[Raw records]
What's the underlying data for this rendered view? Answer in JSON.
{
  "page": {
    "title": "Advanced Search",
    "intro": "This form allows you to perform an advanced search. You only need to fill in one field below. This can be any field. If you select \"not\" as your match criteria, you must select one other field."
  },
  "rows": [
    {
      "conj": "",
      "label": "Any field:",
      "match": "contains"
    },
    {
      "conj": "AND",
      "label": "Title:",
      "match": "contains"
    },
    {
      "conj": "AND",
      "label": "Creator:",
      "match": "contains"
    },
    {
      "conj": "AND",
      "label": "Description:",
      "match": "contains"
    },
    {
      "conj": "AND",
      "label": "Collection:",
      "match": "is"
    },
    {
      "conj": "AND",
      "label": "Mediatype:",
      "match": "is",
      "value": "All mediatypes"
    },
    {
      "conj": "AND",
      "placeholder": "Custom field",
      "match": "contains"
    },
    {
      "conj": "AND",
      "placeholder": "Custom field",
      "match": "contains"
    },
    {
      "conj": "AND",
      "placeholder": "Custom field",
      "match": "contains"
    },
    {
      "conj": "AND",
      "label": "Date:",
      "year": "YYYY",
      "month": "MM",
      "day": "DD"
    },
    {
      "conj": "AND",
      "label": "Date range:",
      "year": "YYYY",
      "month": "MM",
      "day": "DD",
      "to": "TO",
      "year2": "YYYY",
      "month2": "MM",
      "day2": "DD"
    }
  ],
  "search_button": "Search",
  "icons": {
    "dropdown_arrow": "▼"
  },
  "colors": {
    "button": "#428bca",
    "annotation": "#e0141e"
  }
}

Problem details: State how many lines of the listing hold the string "label"; reply with the number and nothing else.

Response: 8